Study text>

* * * * * * * * *

BE IT ENACTED BY THE LEGISLATURE OF THE STATE OF MINNESOTA:

ARTICLE 1
HEALTH CARE

    Section 1. Minnesota Statutes 2010, section 62J.497, subdivision 2, is amended to read:
    Subd. 2. Requirements for electronic prescribing. (a) Effective January 1, 2011,
all providers, group purchasers, prescribers, and dispensers must establish, maintain,
and use an electronic prescription drug program. This program must comply with the
applicable standards in this section for transmitting, directly or through an intermediary,
prescriptions and prescription-related information using electronic media.
    (b) If transactions described in this section are conducted, they must be done
electronically using the standards described in this section. Nothing in this section
requires providers, group purchasers, prescribers, or dispensers to electronically conduct
transactions that are expressly prohibited by other sections or federal law.

* * * * * * * * *

Your instructions>
Continue the Minnesota electronic prescribing statute from the point where the passage stops. The stored material plays no part in this.

Stored data entries>
* * * * * * * * *

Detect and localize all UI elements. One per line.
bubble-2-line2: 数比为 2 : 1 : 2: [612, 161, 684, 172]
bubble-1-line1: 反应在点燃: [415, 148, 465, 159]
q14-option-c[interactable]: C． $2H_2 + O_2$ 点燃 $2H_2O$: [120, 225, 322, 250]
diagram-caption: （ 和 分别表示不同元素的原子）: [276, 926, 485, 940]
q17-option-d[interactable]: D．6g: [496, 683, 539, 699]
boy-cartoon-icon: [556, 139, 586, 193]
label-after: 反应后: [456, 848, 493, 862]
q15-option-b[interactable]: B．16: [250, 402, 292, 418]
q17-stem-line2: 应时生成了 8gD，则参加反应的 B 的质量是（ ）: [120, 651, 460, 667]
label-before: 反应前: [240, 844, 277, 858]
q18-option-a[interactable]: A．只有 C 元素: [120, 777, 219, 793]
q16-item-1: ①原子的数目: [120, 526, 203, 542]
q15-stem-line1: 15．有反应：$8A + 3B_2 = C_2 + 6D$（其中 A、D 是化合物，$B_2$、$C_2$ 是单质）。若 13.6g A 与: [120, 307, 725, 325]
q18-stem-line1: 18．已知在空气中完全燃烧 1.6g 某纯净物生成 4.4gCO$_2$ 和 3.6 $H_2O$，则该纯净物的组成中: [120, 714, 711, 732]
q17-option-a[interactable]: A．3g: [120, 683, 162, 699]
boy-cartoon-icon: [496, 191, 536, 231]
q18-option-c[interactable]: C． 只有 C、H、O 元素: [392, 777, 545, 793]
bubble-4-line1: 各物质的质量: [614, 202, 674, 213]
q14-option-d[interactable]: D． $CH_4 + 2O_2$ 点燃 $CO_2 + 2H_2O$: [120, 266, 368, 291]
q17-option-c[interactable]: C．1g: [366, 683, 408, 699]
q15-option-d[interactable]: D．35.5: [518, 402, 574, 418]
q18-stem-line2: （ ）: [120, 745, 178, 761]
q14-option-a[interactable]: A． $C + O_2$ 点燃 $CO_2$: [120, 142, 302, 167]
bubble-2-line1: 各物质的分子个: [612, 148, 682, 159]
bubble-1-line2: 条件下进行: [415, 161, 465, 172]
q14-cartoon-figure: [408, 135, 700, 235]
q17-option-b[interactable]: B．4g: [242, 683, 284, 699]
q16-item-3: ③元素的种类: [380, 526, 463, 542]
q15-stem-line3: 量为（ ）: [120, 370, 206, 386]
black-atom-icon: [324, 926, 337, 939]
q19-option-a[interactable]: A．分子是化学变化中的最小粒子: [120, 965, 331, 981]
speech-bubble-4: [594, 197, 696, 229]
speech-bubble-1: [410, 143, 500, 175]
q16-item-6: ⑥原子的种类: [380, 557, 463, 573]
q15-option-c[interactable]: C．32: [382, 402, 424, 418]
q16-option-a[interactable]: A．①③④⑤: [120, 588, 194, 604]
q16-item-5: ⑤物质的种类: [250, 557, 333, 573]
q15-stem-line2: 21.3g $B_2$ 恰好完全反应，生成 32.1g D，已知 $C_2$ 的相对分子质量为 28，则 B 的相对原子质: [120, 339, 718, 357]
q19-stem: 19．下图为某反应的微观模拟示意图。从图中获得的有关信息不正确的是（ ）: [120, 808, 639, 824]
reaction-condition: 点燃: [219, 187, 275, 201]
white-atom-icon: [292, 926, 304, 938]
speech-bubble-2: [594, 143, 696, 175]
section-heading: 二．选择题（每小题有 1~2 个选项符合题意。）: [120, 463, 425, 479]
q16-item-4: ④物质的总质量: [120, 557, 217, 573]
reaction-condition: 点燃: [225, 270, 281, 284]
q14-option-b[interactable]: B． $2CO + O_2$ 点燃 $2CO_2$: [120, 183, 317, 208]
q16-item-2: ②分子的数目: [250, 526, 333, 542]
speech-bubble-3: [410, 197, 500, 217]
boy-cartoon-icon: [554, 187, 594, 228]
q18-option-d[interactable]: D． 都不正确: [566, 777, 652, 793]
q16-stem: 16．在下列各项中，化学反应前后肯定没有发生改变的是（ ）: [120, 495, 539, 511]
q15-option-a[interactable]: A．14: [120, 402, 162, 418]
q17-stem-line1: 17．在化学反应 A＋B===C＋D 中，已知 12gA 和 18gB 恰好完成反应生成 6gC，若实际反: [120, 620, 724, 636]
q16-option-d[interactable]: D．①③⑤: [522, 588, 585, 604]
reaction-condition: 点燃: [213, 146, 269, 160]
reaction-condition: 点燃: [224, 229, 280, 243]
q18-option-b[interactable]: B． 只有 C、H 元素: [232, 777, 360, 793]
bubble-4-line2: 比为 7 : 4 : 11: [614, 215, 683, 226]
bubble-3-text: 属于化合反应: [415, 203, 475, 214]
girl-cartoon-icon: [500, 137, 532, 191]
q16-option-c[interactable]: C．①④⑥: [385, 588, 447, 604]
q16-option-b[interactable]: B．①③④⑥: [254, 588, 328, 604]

* * * * * * * * *

Exercise result>
    (c) Providers, group purchasers, prescribers, and dispensers must use either HL7
messages or the NCPDP SCRIPT Standard to transmit prescriptions or prescription-related
information internally when the sender and the recipient are part of the same legal entity. If
an entity sends prescriptions outside the entity, it must use the NCPDP SCRIPT Standard
or other applicable standards required by this section. Any pharmacy within an entity
must be able to receive electronic prescription transmittals from outside the entity using
the adopted NCPDP SCRIPT Standard. This exemption does not supersede any Health
Insurance Portability and Accountability Act (HIPAA) requirement that may require the
use of a HIPAA transaction standard within an organization.
(d) Notwithstanding paragraph (a), any clinic with two or fewer practicing
physicians is exempt from this subdivision if the clinic is making a good-faith effort to
meet the electronic health records system requirement under section 62J.495 that includes
an electronic prescribing component. This paragraph expires January 1, 2015.
EFFECTIVE DATE.This section is effective retroactively from January 1, 2011.

    Sec. 2. Minnesota Statutes 2010, section 62J.536, subdivision 1, is amended to read:
    Subdivision 1. Electronic claims and eligibility transactions required. (a)
Beginning January 15, 2009, all group purchasers must accept from health care providers
the eligibility for a health plan transaction described under Code of Federal Regulations,
title 45, part 162, subpart L. Beginning July 15, 2009, all group purchasers must accept
from health care providers the health care claims or equivalent encounter information
transaction described under Code of Federal Regulations, title 45, part 162, subpart K.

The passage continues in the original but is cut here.